Write the count of lines that contain the word "return" and nothing else.

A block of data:
********
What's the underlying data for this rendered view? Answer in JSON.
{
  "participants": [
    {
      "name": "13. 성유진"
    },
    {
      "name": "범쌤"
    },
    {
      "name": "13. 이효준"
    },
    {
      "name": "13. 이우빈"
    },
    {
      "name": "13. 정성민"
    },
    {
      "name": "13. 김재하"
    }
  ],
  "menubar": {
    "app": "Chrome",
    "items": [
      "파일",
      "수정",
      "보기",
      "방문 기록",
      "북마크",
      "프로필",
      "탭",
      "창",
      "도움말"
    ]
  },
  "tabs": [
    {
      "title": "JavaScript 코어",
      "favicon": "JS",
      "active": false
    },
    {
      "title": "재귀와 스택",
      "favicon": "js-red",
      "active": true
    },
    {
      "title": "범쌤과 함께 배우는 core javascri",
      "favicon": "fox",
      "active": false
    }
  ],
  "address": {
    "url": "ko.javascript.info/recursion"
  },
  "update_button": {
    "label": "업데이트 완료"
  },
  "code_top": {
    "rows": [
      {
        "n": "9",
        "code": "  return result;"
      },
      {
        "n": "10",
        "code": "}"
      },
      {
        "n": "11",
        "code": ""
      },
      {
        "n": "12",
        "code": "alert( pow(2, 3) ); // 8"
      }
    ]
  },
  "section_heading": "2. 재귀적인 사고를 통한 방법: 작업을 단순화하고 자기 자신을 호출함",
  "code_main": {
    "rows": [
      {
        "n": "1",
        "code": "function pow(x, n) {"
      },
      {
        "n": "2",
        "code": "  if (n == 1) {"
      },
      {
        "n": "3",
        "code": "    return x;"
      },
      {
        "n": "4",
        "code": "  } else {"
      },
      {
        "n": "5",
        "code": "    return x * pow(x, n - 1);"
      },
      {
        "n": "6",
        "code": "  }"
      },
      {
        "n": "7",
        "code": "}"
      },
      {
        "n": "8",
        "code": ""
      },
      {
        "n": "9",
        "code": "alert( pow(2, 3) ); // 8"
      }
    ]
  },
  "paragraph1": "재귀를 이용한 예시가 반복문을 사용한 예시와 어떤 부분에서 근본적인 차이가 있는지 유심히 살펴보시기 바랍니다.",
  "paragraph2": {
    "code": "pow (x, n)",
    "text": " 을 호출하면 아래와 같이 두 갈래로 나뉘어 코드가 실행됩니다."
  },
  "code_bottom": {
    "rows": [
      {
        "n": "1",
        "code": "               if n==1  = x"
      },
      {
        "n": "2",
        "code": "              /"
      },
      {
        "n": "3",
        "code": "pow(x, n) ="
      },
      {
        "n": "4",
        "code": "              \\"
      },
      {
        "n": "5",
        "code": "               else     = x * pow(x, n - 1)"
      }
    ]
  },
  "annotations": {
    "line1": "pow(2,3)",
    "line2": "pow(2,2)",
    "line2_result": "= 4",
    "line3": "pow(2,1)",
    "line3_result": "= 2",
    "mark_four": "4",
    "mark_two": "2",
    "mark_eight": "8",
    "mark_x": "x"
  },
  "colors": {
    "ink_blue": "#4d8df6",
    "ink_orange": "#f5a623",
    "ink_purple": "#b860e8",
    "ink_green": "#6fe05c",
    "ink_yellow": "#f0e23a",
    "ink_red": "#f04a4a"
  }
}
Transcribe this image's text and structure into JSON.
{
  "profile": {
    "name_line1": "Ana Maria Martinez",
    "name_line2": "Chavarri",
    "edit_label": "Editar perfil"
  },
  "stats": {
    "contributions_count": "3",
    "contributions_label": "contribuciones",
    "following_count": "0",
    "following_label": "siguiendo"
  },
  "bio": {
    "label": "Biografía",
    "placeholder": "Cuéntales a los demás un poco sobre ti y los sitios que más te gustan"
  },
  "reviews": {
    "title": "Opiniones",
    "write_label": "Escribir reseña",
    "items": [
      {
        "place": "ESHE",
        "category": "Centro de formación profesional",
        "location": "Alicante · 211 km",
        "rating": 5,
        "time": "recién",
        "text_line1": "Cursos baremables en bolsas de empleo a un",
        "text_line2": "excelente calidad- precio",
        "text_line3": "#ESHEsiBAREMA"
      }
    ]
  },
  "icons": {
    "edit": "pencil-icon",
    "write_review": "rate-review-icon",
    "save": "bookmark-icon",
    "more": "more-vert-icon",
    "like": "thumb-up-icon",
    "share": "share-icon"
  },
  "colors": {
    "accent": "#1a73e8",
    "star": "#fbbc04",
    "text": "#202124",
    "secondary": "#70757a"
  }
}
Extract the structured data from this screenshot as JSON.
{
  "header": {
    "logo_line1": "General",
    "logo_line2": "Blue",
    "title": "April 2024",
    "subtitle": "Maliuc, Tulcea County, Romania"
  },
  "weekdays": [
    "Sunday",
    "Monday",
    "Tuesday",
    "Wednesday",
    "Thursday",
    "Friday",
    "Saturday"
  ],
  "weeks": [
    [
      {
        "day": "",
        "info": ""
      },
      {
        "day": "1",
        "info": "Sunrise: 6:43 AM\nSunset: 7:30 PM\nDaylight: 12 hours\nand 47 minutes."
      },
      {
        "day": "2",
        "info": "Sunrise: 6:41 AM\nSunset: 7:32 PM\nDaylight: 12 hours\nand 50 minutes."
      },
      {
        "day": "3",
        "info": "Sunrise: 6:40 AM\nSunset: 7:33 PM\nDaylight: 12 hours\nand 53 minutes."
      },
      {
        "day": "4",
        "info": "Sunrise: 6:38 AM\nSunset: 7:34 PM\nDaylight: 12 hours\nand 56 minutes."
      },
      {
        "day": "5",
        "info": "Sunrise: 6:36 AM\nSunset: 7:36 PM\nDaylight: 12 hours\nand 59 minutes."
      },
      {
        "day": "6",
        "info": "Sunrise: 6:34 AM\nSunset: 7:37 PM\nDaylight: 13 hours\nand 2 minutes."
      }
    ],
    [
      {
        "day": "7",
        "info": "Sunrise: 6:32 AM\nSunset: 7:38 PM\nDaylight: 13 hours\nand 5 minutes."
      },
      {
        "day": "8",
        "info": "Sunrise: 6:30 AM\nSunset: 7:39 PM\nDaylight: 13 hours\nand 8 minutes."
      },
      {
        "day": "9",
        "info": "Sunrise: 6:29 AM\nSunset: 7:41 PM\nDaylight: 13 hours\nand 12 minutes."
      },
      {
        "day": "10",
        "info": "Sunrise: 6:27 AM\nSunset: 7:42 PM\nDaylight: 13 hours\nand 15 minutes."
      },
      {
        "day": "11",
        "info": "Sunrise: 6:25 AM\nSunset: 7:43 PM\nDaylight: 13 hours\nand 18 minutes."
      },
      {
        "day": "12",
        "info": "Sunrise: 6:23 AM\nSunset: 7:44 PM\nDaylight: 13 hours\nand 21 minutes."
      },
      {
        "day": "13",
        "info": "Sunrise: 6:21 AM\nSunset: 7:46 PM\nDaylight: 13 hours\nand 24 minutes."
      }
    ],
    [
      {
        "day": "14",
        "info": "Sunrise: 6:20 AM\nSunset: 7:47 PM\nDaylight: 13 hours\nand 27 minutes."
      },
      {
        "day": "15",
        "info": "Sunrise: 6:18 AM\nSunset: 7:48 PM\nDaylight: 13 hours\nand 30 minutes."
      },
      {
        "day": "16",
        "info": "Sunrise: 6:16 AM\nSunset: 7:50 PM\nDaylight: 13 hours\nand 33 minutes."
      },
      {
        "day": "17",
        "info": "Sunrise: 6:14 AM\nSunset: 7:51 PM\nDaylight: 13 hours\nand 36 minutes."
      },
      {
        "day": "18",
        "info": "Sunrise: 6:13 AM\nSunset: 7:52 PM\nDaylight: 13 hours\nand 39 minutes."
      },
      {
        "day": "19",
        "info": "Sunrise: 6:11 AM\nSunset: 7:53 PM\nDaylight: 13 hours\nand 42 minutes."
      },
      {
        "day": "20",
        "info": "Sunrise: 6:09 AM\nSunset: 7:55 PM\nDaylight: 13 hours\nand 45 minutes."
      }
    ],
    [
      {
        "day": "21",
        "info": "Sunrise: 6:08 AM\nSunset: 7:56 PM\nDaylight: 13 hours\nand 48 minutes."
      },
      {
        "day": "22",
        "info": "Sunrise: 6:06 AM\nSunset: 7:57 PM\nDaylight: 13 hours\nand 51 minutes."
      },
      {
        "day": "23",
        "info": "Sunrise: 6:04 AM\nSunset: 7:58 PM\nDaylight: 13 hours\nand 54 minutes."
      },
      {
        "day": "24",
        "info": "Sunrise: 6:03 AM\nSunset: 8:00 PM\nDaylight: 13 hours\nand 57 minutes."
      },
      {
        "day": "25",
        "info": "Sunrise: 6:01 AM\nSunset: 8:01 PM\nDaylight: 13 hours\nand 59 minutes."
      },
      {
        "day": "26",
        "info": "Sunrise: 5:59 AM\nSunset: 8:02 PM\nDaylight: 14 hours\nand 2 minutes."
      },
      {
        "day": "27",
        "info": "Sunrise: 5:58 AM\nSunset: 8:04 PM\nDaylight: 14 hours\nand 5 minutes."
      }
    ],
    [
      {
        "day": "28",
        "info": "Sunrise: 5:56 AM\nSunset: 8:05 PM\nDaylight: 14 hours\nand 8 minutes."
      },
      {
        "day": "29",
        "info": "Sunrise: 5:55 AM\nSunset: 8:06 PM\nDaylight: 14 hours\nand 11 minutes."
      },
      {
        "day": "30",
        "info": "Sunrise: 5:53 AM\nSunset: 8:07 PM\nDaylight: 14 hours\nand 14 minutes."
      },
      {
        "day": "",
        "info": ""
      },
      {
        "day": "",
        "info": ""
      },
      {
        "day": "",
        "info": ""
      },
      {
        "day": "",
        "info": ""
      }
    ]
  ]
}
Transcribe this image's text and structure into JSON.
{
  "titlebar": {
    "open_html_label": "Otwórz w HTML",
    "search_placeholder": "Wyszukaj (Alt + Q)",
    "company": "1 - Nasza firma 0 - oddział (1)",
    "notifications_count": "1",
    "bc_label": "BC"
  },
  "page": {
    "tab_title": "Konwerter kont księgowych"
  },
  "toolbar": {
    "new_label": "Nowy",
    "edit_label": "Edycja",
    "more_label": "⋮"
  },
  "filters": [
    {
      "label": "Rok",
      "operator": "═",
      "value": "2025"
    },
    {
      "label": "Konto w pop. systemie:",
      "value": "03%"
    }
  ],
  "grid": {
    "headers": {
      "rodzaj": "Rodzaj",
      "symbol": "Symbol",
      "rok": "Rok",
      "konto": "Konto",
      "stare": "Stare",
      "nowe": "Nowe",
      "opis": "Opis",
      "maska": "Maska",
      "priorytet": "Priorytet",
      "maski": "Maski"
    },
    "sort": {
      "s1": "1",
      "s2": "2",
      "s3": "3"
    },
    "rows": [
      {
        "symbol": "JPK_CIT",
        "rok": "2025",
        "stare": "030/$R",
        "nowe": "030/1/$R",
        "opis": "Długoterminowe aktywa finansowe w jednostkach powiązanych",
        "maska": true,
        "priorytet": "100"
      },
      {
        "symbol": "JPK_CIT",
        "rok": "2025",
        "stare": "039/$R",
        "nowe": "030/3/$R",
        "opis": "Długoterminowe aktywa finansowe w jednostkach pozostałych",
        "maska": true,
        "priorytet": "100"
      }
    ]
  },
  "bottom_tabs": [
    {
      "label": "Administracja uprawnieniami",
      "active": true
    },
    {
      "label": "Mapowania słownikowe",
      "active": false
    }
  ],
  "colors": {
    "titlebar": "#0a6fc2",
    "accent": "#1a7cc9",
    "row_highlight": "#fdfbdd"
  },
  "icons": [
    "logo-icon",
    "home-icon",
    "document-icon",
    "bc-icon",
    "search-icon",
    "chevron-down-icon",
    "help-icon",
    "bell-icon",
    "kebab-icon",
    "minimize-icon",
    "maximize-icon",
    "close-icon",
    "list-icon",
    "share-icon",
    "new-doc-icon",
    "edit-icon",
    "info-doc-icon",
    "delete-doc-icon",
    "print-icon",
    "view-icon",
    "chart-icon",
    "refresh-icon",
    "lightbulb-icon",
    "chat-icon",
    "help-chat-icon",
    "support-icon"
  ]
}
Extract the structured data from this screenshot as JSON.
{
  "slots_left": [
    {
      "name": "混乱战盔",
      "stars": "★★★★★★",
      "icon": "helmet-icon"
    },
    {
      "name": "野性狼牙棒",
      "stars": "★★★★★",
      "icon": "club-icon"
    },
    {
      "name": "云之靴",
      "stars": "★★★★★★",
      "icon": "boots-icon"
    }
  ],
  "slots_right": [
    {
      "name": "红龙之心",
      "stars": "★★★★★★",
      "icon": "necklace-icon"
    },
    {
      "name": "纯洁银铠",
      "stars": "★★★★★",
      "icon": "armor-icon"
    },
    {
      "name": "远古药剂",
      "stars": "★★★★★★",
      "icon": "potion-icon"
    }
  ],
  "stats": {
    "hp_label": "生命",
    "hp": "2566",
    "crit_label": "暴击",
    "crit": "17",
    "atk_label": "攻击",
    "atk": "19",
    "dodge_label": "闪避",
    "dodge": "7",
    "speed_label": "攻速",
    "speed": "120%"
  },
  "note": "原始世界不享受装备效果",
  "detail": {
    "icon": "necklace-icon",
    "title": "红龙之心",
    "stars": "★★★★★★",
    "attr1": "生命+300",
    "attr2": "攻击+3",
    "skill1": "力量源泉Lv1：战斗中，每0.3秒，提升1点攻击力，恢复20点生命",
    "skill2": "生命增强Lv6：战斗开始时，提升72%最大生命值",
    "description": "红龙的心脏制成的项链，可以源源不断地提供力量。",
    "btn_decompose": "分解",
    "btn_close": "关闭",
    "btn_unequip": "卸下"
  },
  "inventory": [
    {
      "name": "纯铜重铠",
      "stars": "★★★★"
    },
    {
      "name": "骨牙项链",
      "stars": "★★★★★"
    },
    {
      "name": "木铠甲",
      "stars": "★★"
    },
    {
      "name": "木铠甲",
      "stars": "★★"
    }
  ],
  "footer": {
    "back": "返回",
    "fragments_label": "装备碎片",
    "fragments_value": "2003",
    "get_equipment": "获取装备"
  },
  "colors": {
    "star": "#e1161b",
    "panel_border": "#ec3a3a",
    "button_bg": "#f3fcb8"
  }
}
********
■ **Response**: 3